Data provided:
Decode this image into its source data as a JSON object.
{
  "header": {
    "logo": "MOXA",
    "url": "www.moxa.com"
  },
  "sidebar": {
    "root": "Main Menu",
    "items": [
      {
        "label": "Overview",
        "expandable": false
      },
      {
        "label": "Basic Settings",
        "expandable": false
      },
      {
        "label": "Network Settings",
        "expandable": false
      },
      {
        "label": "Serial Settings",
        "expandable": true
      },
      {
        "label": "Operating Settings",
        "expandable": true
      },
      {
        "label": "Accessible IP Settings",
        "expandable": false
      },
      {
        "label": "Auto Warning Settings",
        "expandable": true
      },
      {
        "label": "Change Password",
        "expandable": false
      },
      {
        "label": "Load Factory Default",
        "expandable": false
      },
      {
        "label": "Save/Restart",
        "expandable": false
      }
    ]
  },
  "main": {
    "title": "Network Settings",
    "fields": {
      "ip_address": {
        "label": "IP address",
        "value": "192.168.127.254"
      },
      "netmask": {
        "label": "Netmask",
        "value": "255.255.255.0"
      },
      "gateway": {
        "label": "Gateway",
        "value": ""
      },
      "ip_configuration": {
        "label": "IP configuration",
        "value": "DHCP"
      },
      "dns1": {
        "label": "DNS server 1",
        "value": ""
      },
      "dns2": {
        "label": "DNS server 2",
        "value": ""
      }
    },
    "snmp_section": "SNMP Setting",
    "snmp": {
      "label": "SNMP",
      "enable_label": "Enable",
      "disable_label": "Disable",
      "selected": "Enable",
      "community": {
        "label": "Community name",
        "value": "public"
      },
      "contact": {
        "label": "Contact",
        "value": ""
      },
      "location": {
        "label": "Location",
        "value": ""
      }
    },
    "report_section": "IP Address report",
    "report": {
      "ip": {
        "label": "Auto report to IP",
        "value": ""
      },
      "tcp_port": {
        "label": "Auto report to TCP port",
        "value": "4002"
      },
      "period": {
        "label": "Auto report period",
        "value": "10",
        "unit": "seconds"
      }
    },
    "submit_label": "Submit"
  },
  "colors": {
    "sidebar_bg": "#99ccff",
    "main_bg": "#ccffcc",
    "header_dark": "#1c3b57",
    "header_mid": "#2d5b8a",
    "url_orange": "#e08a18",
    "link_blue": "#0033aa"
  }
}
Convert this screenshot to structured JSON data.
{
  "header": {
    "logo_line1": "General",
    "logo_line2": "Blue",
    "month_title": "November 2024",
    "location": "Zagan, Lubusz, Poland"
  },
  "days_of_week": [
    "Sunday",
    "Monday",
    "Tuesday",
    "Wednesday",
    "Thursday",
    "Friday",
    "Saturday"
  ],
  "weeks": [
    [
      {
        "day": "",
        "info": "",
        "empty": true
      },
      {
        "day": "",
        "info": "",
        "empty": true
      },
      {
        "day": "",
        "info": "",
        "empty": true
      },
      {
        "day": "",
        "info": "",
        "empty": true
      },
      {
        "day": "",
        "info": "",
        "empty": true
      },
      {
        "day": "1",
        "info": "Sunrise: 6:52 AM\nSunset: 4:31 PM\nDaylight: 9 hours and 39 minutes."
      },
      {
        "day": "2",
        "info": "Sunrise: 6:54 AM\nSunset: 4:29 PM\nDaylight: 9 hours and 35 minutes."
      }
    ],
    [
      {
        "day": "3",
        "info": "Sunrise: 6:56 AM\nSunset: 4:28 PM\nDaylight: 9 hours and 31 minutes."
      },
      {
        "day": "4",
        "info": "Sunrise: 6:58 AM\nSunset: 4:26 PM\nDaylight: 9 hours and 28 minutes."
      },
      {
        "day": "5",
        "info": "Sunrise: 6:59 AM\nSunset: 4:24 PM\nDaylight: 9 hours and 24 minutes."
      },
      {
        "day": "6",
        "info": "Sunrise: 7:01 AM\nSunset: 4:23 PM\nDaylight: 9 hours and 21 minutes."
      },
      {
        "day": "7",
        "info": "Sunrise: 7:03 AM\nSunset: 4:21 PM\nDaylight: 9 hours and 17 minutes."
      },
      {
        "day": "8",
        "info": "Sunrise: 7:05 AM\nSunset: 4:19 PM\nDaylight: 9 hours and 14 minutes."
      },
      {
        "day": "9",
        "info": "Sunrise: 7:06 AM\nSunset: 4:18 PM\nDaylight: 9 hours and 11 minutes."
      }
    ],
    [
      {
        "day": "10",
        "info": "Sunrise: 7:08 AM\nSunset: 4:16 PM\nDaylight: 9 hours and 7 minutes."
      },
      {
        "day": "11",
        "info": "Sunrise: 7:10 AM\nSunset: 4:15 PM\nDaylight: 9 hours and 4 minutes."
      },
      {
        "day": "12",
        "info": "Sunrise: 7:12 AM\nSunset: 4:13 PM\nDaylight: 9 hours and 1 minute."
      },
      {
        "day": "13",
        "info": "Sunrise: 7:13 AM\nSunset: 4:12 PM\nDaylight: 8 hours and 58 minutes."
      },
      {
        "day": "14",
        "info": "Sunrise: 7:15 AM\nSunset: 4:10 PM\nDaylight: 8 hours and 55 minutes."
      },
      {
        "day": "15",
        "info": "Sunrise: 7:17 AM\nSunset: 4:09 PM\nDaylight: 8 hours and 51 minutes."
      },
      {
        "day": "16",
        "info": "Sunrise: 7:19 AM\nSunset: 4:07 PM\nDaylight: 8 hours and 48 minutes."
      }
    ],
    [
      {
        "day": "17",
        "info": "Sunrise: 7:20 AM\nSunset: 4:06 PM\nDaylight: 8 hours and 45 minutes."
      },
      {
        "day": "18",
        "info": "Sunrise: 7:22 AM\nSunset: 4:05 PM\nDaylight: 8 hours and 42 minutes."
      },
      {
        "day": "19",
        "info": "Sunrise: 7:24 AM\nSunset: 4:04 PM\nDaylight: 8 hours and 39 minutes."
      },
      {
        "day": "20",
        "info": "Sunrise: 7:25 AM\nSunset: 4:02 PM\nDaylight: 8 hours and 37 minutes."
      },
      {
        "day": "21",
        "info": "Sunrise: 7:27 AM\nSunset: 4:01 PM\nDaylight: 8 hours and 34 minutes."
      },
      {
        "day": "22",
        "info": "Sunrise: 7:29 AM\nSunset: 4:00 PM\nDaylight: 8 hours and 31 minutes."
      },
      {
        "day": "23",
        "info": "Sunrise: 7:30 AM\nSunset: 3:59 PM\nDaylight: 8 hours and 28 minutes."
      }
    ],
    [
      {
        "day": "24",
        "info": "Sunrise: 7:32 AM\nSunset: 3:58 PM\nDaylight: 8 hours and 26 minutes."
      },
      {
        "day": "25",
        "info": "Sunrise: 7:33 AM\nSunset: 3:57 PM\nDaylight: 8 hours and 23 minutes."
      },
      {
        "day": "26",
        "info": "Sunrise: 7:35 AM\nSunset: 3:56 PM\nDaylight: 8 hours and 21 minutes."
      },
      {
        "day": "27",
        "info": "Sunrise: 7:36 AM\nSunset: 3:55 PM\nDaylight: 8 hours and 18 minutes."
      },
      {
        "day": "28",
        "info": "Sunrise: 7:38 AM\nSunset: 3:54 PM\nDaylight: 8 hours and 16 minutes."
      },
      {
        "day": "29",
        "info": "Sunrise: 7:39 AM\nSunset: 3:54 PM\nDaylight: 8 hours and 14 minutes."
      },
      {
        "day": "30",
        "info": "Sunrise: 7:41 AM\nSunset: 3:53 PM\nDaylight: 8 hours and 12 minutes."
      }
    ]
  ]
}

Written problem: Print all of the entries exactly as they are written.

Exercise response:
Decode this image into its source data as a JSON object.
{
  "header": {
    "logo": "MOXA",
    "url": "www.moxa.com"
  },
  "sidebar": {
    "root": "Main Menu",
    "items": [
      {
        "label": "Overview",
        "expandable": false
      },
      {
        "label": "Basic Settings",
        "expandable": false
      },
      {
        "label": "Network Settings",
        "expandable": false
      },
      {
        "label": "Serial Settings",
        "expandable": true
      },
      {
        "label": "Operating Settings",
        "expandable": true
      },
      {
        "label": "Accessible IP Settings",
        "expandable": false
      },
      {
        "label": "Auto Warning Settings",
        "expandable": true
      },
      {
        "label": "Change Password",
        "expandable": false
      },
      {
        "label": "Load Factory Default",
        "expandable": false
      },
      {
        "label": "Save/Restart",
        "expandable": false
      }
    ]
  },
  "main": {
    "title": "Network Settings",
    "fields": {
      "ip_address": {
        "label": "IP address",
        "value": "192.168.127.254"
      },
      "netmask": {
        "label": "Netmask",
        "value": "255.255.255.0"
      },
      "gateway": {
        "label": "Gateway",
        "value": ""
      },
      "ip_configuration": {
        "label": "IP configuration",
        "value": "DHCP"
      },
      "dns1": {
        "label": "DNS server 1",
        "value": ""
      },
      "dns2": {
        "label": "DNS server 2",
        "value": ""
      }
    },
    "snmp_section": "SNMP Setting",
    "snmp": {
      "label": "SNMP",
      "enable_label": "Enable",
      "disable_label": "Disable",
      "selected": "Enable",
      "community": {
        "label": "Community name",
        "value": "public"
      },
      "contact": {
        "label": "Contact",
        "value": ""
      },
      "location": {
        "label": "Location",
        "value": ""
      }
    },
    "report_section": "IP Address report",
    "report": {
      "ip": {
        "label": "Auto report to IP",
        "value": ""
      },
      "tcp_port": {
        "label": "Auto report to TCP port",
        "value": "4002"
      },
      "period": {
        "label": "Auto report period",
        "value": "10",
        "unit": "seconds"
      }
    },
    "submit_label": "Submit"
  },
  "colors": {
    "sidebar_bg": "#99ccff",
    "main_bg": "#ccffcc",
    "header_dark": "#1c3b57",
    "header_mid": "#2d5b8a",
    "url_orange": "#e08a18",
    "link_blue": "#0033aa"
  }
}
Convert this screenshot to structured JSON data.
{
  "header": {
    "logo_line1": "General",
    "logo_line2": "Blue",
    "month_title": "November 2024",
    "location": "Zagan, Lubusz, Poland"
  },
  "days_of_week": [
    "Sunday",
    "Monday",
    "Tuesday",
    "Wednesday",
    "Thursday",
    "Friday",
    "Saturday"
  ],
  "weeks": [
    [
      {
        "day": "",
        "info": "",
        "empty": true
      },
      {
        "day": "",
        "info": "",
        "empty": true
      },
      {
        "day": "",
        "info": "",
        "empty": true
      },
      {
        "day": "",
        "info": "",
        "empty": true
      },
      {
        "day": "",
        "info": "",
        "empty": true
      },
      {
        "day": "1",
        "info": "Sunrise: 6:52 AM\nSunset: 4:31 PM\nDaylight: 9 hours and 39 minutes."
      },
      {
        "day": "2",
        "info": "Sunrise: 6:54 AM\nSunset: 4:29 PM\nDaylight: 9 hours and 35 minutes."
      }
    ],
    [
      {
        "day": "3",
        "info": "Sunrise: 6:56 AM\nSunset: 4:28 PM\nDaylight: 9 hours and 31 minutes."
      },
      {
        "day": "4",
        "info": "Sunrise: 6:58 AM\nSunset: 4:26 PM\nDaylight: 9 hours and 28 minutes."
      },
      {
        "day": "5",
        "info": "Sunrise: 6:59 AM\nSunset: 4:24 PM\nDaylight: 9 hours and 24 minutes."
      },
      {
        "day": "6",
        "info": "Sunrise: 7:01 AM\nSunset: 4:23 PM\nDaylight: 9 hours and 21 minutes."
      },
      {
        "day": "7",
        "info": "Sunrise: 7:03 AM\nSunset: 4:21 PM\nDaylight: 9 hours and 17 minutes."
      },
      {
        "day": "8",
        "info": "Sunrise: 7:05 AM\nSunset: 4:19 PM\nDaylight: 9 hours and 14 minutes."
      },
      {
        "day": "9",
        "info": "Sunrise: 7:06 AM\nSunset: 4:18 PM\nDaylight: 9 hours and 11 minutes."
      }
    ],
    [
      {
        "day": "10",
        "info": "Sunrise: 7:08 AM\nSunset: 4:16 PM\nDaylight: 9 hours and 7 minutes."
      },
      {
        "day": "11",
        "info": "Sunrise: 7:10 AM\nSunset: 4:15 PM\nDaylight: 9 hours and 4 minutes."
      },
      {
        "day": "12",
        "info": "Sunrise: 7:12 AM\nSunset: 4:13 PM\nDaylight: 9 hours and 1 minute."
      },
      {
        "day": "13",
        "info": "Sunrise: 7:13 AM\nSunset: 4:12 PM\nDaylight: 8 hours and 58 minutes."
      },
      {
        "day": "14",
        "info": "Sunrise: 7:15 AM\nSunset: 4:10 PM\nDaylight: 8 hours and 55 minutes."
      },
      {
        "day": "15",
        "info": "Sunrise: 7:17 AM\nSunset: 4:09 PM\nDaylight: 8 hours and 51 minutes."
      },
      {
        "day": "16",
        "info": "Sunrise: 7:19 AM\nSunset: 4:07 PM\nDaylight: 8 hours and 48 minutes."
      }
    ],
    [
      {
        "day": "17",
        "info": "Sunrise: 7:20 AM\nSunset: 4:06 PM\nDaylight: 8 hours and 45 minutes."
      },
      {
        "day": "18",
        "info": "Sunrise: 7:22 AM\nSunset: 4:05 PM\nDaylight: 8 hours and 42 minutes."
      },
      {
        "day": "19",
        "info": "Sunrise: 7:24 AM\nSunset: 4:04 PM\nDaylight: 8 hours and 39 minutes."
      },
      {
        "day": "20",
        "info": "Sunrise: 7:25 AM\nSunset: 4:02 PM\nDaylight: 8 hours and 37 minutes."
      },
      {
        "day": "21",
        "info": "Sunrise: 7:27 AM\nSunset: 4:01 PM\nDaylight: 8 hours and 34 minutes."
      },
      {
        "day": "22",
        "info": "Sunrise: 7:29 AM\nSunset: 4:00 PM\nDaylight: 8 hours and 31 minutes."
      },
      {
        "day": "23",
        "info": "Sunrise: 7:30 AM\nSunset: 3:59 PM\nDaylight: 8 hours and 28 minutes."
      }
    ],
    [
      {
        "day": "24",
        "info": "Sunrise: 7:32 AM\nSunset: 3:58 PM\nDaylight: 8 hours and 26 minutes."
      },
      {
        "day": "25",
        "info": "Sunrise: 7:33 AM\nSunset: 3:57 PM\nDaylight: 8 hours and 23 minutes."
      },
      {
        "day": "26",
        "info": "Sunrise: 7:35 AM\nSunset: 3:56 PM\nDaylight: 8 hours and 21 minutes."
      },
      {
        "day": "27",
        "info": "Sunrise: 7:36 AM\nSunset: 3:55 PM\nDaylight: 8 hours and 18 minutes."
      },
      {
        "day": "28",
        "info": "Sunrise: 7:38 AM\nSunset: 3:54 PM\nDaylight: 8 hours and 16 minutes."
      },
      {
        "day": "29",
        "info": "Sunrise: 7:39 AM\nSunset: 3:54 PM\nDaylight: 8 hours and 14 minutes."
      },
      {
        "day": "30",
        "info": "Sunrise: 7:41 AM\nSunset: 3:53 PM\nDaylight: 8 hours and 12 minutes."
      }
    ]
  ]
}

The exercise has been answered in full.